- **Exercise**
Transcribe each entry below exactly. Pictures do not go in the copy.

- **Entries supplied**
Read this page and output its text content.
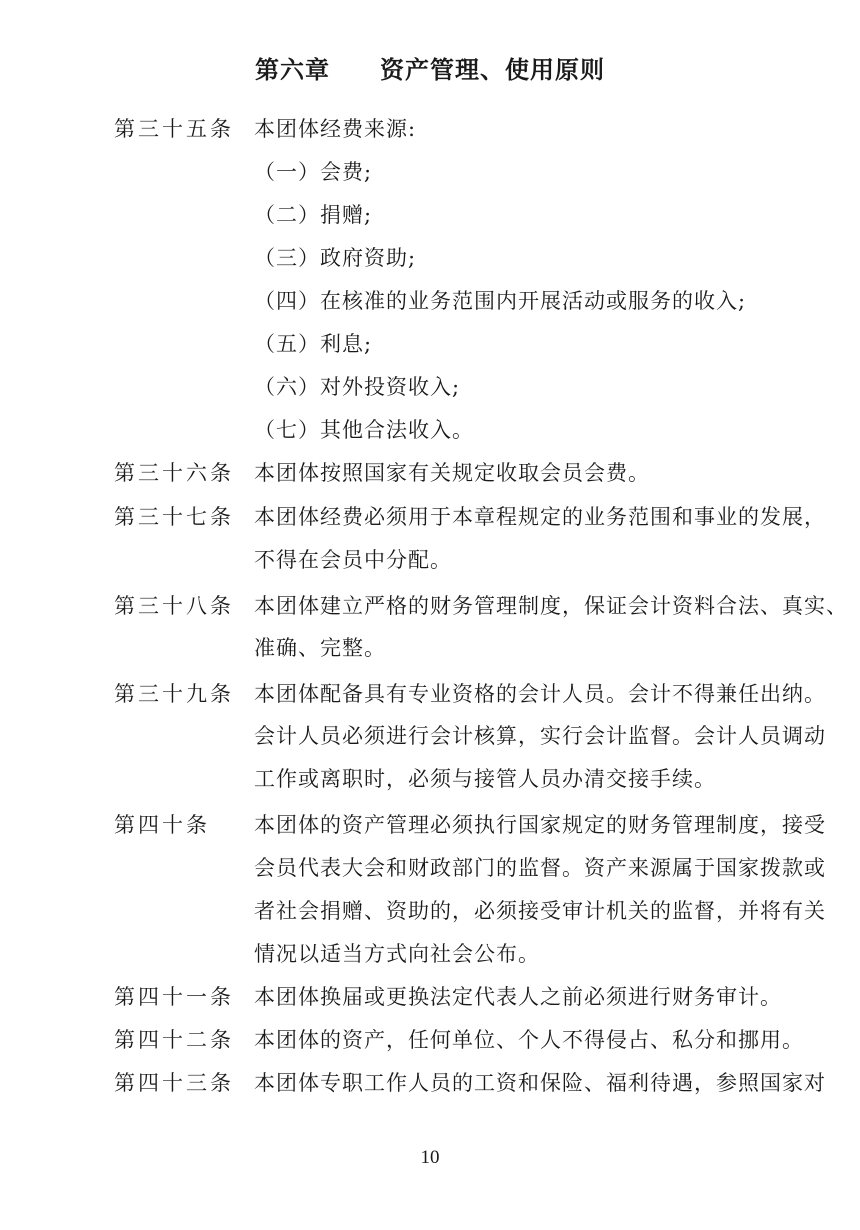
第六章 资产管理、使用原则
第三十五条 本团体经费来源:
（一）会费;
（二）捐赠;
（三）政府资助;
（四）在核准的业务范围内开展活动或服务的收入;
（五）利息;
（六）对外投资收入;
（七）其他合法收入。
第三十六条 本团体按照国家有关规定收取会员会费。
第三十七条 本团体经费必须用于本章程规定的业务范围和事业的发展，
不得在会员中分配。
第三十八条 本团体建立严格的财务管理制度，保证会计资料合法、真实、
准确、完整。
第三十九条 本团体配备具有专业资格的会计人员。会计不得兼任出纳。
会计人员必须进行会计核算，实行会计监督。会计人员调动
工作或离职时，必须与接管人员办清交接手续。
第四十条 本团体的资产管理必须执行国家规定的财务管理制度，接受
会员代表大会和财政部门的监督。资产来源属于国家拨款或
者社会捐赠、资助的，必须接受审计机关的监督，并将有关
情况以适当方式向社会公布。
第四十一条 本团体换届或更换法定代表人之前必须进行财务审计。
第四十二条 本团体的资产，任何单位、个人不得侵占、私分和挪用。
第四十三条 本团体专职工作人员的工资和保险、福利待遇，参照国家对
10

- **Completed exercise**
Read this page and output its text content.
第六章 资产管理、使用原则
第三十五条 本团体经费来源:
（一）会费;
（二）捐赠;
（三）政府资助;
（四）在核准的业务范围内开展活动或服务的收入;
（五）利息;
（六）对外投资收入;
（七）其他合法收入。
第三十六条 本团体按照国家有关规定收取会员会费。
第三十七条 本团体经费必须用于本章程规定的业务范围和事业的发展，
不得在会员中分配。
第三十八条 本团体建立严格的财务管理制度，保证会计资料合法、真实、
准确、完整。
第三十九条 本团体配备具有专业资格的会计人员。会计不得兼任出纳。
会计人员必须进行会计核算，实行会计监督。会计人员调动
工作或离职时，必须与接管人员办清交接手续。
第四十条 本团体的资产管理必须执行国家规定的财务管理制度，接受
会员代表大会和财政部门的监督。资产来源属于国家拨款或
者社会捐赠、资助的，必须接受审计机关的监督，并将有关
情况以适当方式向社会公布。
第四十一条 本团体换届或更换法定代表人之前必须进行财务审计。
第四十二条 本团体的资产，任何单位、个人不得侵占、私分和挪用。
第四十三条 本团体专职工作人员的工资和保险、福利待遇，参照国家对
10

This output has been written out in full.